══ TASK MATERIAL ══

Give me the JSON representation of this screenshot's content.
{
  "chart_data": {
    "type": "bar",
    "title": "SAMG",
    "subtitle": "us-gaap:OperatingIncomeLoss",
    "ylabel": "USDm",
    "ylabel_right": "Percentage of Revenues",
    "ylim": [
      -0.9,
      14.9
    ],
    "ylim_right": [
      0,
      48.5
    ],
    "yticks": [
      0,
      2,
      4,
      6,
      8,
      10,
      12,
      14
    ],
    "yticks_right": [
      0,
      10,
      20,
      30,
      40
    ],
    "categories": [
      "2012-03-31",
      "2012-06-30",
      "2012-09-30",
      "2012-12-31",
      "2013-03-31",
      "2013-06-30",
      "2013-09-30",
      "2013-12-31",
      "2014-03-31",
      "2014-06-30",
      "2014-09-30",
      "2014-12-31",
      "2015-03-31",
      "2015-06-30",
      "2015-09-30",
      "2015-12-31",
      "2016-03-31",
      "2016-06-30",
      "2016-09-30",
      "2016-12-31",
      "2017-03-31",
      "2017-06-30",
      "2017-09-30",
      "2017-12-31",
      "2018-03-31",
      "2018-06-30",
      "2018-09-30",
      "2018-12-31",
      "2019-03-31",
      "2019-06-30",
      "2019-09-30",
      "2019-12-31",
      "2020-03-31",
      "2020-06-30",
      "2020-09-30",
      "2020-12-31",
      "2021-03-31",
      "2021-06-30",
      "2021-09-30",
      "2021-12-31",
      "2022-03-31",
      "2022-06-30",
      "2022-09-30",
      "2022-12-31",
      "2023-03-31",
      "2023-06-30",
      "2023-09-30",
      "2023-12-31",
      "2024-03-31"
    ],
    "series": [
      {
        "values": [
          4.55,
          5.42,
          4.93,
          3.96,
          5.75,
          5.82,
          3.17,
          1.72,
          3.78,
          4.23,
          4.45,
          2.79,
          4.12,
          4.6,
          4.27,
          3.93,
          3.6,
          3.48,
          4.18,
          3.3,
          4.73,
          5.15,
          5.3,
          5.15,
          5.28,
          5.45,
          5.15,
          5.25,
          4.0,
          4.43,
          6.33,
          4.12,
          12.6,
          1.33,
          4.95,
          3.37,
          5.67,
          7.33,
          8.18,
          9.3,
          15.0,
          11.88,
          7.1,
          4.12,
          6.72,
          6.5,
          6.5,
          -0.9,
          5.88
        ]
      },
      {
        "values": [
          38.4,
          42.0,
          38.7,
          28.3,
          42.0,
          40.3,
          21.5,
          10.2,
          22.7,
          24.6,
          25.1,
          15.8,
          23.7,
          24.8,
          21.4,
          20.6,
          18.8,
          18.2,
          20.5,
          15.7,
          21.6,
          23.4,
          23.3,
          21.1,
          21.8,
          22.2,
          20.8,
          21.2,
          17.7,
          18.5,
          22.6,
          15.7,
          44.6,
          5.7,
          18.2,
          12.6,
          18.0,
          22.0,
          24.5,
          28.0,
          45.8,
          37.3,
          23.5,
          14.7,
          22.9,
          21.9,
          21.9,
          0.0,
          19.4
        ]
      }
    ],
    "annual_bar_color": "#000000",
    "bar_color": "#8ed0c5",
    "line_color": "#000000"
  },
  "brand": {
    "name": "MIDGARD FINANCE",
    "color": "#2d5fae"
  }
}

═══

> **WHAT IS NEEDED**: Go through the data and return every record exactly.

> **ANSWER IN FULL**:
Give me the JSON representation of this screenshot's content.
{
  "chart_data": {
    "type": "bar",
    "title": "SAMG",
    "subtitle": "us-gaap:OperatingIncomeLoss",
    "ylabel": "USDm",
    "ylabel_right": "Percentage of Revenues",
    "ylim": [
      -0.9,
      14.9
    ],
    "ylim_right": [
      0,
      48.5
    ],
    "yticks": [
      0,
      2,
      4,
      6,
      8,
      10,
      12,
      14
    ],
    "yticks_right": [
      0,
      10,
      20,
      30,
      40
    ],
    "categories": [
      "2012-03-31",
      "2012-06-30",
      "2012-09-30",
      "2012-12-31",
      "2013-03-31",
      "2013-06-30",
      "2013-09-30",
      "2013-12-31",
      "2014-03-31",
      "2014-06-30",
      "2014-09-30",
      "2014-12-31",
      "2015-03-31",
      "2015-06-30",
      "2015-09-30",
      "2015-12-31",
      "2016-03-31",
      "2016-06-30",
      "2016-09-30",
      "2016-12-31",
      "2017-03-31",
      "2017-06-30",
      "2017-09-30",
      "2017-12-31",
      "2018-03-31",
      "2018-06-30",
      "2018-09-30",
      "2018-12-31",
      "2019-03-31",
      "2019-06-30",
      "2019-09-30",
      "2019-12-31",
      "2020-03-31",
      "2020-06-30",
      "2020-09-30",
      "2020-12-31",
      "2021-03-31",
      "2021-06-30",
      "2021-09-30",
      "2021-12-31",
      "2022-03-31",
      "2022-06-30",
      "2022-09-30",
      "2022-12-31",
      "2023-03-31",
      "2023-06-30",
      "2023-09-30",
      "2023-12-31",
      "2024-03-31"
    ],
    "series": [
      {
        "values": [
          4.55,
          5.42,
          4.93,
          3.96,
          5.75,
          5.82,
          3.17,
          1.72,
          3.78,
          4.23,
          4.45,
          2.79,
          4.12,
          4.6,
          4.27,
          3.93,
          3.6,
          3.48,
          4.18,
          3.3,
          4.73,
          5.15,
          5.3,
          5.15,
          5.28,
          5.45,
          5.15,
          5.25,
          4.0,
          4.43,
          6.33,
          4.12,
          12.6,
          1.33,
          4.95,
          3.37,
          5.67,
          7.33,
          8.18,
          9.3,
          15.0,
          11.88,
          7.1,
          4.12,
          6.72,
          6.5,
          6.5,
          -0.9,
          5.88
        ]
      },
      {
        "values": [
          38.4,
          42.0,
          38.7,
          28.3,
          42.0,
          40.3,
          21.5,
          10.2,
          22.7,
          24.6,
          25.1,
          15.8,
          23.7,
          24.8,
          21.4,
          20.6,
          18.8,
          18.2,
          20.5,
          15.7,
          21.6,
          23.4,
          23.3,
          21.1,
          21.8,
          22.2,
          20.8,
          21.2,
          17.7,
          18.5,
          22.6,
          15.7,
          44.6,
          5.7,
          18.2,
          12.6,
          18.0,
          22.0,
          24.5,
          28.0,
          45.8,
          37.3,
          23.5,
          14.7,
          22.9,
          21.9,
          21.9,
          0.0,
          19.4
        ]
      }
    ],
    "annual_bar_color": "#000000",
    "bar_color": "#8ed0c5",
    "line_color": "#000000"
  },
  "brand": {
    "name": "MIDGARD FINANCE",
    "color": "#2d5fae"
  }
}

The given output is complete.